REQUIRED TASK
Find the word "name" in the listing; pull out each line holding it.

"""

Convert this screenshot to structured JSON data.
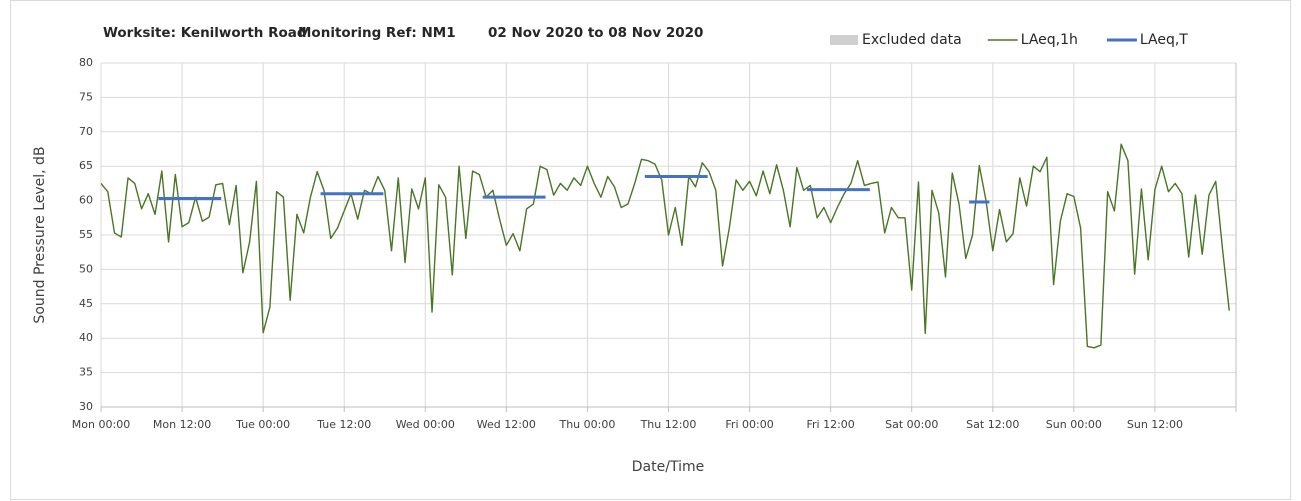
{
  "chart_data": {
    "type": "line",
    "title_parts": [
      "Worksite: Kenilworth Road",
      "Monitoring Ref: NM1",
      "02 Nov 2020 to 08 Nov 2020"
    ],
    "y_label": "Sound Pressure Level, dB",
    "x_label": "Date/Time",
    "legend": [
      {
        "name": "Excluded data",
        "color": "#d0d0d0"
      }
    ],
    "xlim": [
      0,
      168
    ],
    "xticks": [
      {
        "value": 0,
        "label": "Mon 00:00"
      },
      {
        "value": 12,
        "label": "Mon 12:00"
      },
      {
        "value": 24,
        "label": "Tue 00:00"
      },
      {
        "value": 36,
        "label": "Tue 12:00"
      },
      {
        "value": 48,
        "label": "Wed 00:00"
      },
      {
        "value": 60,
        "label": "Wed 12:00"
      },
      {
        "value": 72,
        "label": "Thu 00:00"
      },
      {
        "value": 84,
        "label": "Thu 12:00"
      },
      {
        "value": 96,
        "label": "Fri 00:00"
      },
      {
        "value": 108,
        "label": "Fri 12:00"
      },
      {
        "value": 120,
        "label": "Sat 00:00"
      },
      {
        "value": 132,
        "label": "Sat 12:00"
      },
      {
        "value": 144,
        "label": "Sun 00:00"
      },
      {
        "value": 156,
        "label": "Sun 12:00"
      }
    ],
    "ylim": [
      30,
      80
    ],
    "yticks": [
      30,
      35,
      40,
      45,
      50,
      55,
      60,
      65,
      70,
      75,
      80
    ],
    "grid": true,
    "x": [
      0,
      1,
      2,
      3,
      4,
      5,
      6,
      7,
      8,
      9,
      10,
      11,
      12,
      13,
      14,
      15,
      16,
      17,
      18,
      19,
      20,
      21,
      22,
      23,
      24,
      25,
      26,
      27,
      28,
      29,
      30,
      31,
      32,
      33,
      34,
      35,
      36,
      37,
      38,
      39,
      40,
      41,
      42,
      43,
      44,
      45,
      46,
      47,
      48,
      49,
      50,
      51,
      52,
      53,
      54,
      55,
      56,
      57,
      58,
      59,
      60,
      61,
      62,
      63,
      64,
      65,
      66,
      67,
      68,
      69,
      70,
      71,
      72,
      73,
      74,
      75,
      76,
      77,
      78,
      79,
      80,
      81,
      82,
      83,
      84,
      85,
      86,
      87,
      88,
      89,
      90,
      91,
      92,
      93,
      94,
      95,
      96,
      97,
      98,
      99,
      100,
      101,
      102,
      103,
      104,
      105,
      106,
      107,
      108,
      109,
      110,
      111,
      112,
      113,
      114,
      115,
      116,
      117,
      118,
      119,
      120,
      121,
      122,
      123,
      124,
      125,
      126,
      127,
      128,
      129,
      130,
      131,
      132,
      133,
      134,
      135,
      136,
      137,
      138,
      139,
      140,
      141,
      142,
      143,
      144,
      145,
      146,
      147,
      148,
      149,
      150,
      151,
      152,
      153,
      154,
      155,
      156,
      157,
      158,
      159,
      160,
      161,
      162,
      163,
      164,
      165,
      166,
      167
    ],
    "series": [
      {
        "name": "LAeq,1h",
        "color": "#4a7526",
        "values": [
          62.5,
          61.3,
          55.3,
          54.7,
          63.3,
          62.5,
          58.8,
          61,
          58,
          64.3,
          54,
          63.8,
          56.2,
          56.8,
          60.5,
          57,
          57.6,
          62.3,
          62.5,
          56.5,
          62.2,
          49.5,
          54,
          62.8,
          40.8,
          44.5,
          61.3,
          60.5,
          45.5,
          58,
          55.3,
          60.5,
          64.2,
          61.5,
          54.5,
          56,
          58.5,
          61,
          57.3,
          61.5,
          61,
          63.5,
          61.5,
          52.7,
          63.3,
          51,
          61.7,
          58.8,
          63.3,
          43.8,
          62.3,
          60.5,
          49.2,
          65,
          54.5,
          64.3,
          63.8,
          60.5,
          61.5,
          57.3,
          53.5,
          55.2,
          52.7,
          58.8,
          59.5,
          65,
          64.5,
          60.8,
          62.5,
          61.5,
          63.3,
          62.2,
          65,
          62.5,
          60.5,
          63.5,
          62,
          59,
          59.5,
          62.5,
          66,
          65.8,
          65.3,
          63,
          55,
          59,
          53.5,
          63.5,
          62,
          65.5,
          64.2,
          61.5,
          50.5,
          56,
          63,
          61.5,
          62.8,
          60.7,
          64.3,
          61,
          65.2,
          61.5,
          56.2,
          64.8,
          61.5,
          62.2,
          57.5,
          59,
          56.8,
          59,
          61,
          62.5,
          65.8,
          62.2,
          62.5,
          62.7,
          55.3,
          59,
          57.5,
          57.5,
          47,
          62.7,
          40.7,
          61.5,
          58.2,
          48.9,
          64,
          59.5,
          51.6,
          55,
          65.1,
          60,
          52.7,
          58.7,
          54,
          55.2,
          63.3,
          59.2,
          65,
          64.2,
          66.3,
          47.8,
          57,
          61,
          60.6,
          56,
          38.8,
          38.6,
          39,
          61.3,
          58.5,
          68.2,
          65.8,
          49.3,
          61.7,
          51.4,
          61.6,
          65,
          61.3,
          62.5,
          61,
          51.8,
          60.8,
          52.2,
          60.8,
          62.8,
          53,
          44
        ]
      },
      {
        "name": "LAeq,T",
        "color": "#4472c4",
        "segments": [
          {
            "x": [
              8.5,
              17.8
            ],
            "value": 60.3
          },
          {
            "x": [
              32.5,
              41.8
            ],
            "value": 61
          },
          {
            "x": [
              56.5,
              65.8
            ],
            "value": 60.5
          },
          {
            "x": [
              80.5,
              89.8
            ],
            "value": 63.5
          },
          {
            "x": [
              104.5,
              113.8
            ],
            "value": 61.6
          },
          {
            "x": [
              128.5,
              131.5
            ],
            "value": 59.8
          }
        ]
      }
    ]
  }
}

"""

TASK ANSWER
        "name": "Excluded data",
        "name": "LAeq,1h",
        "name": "LAeq,T",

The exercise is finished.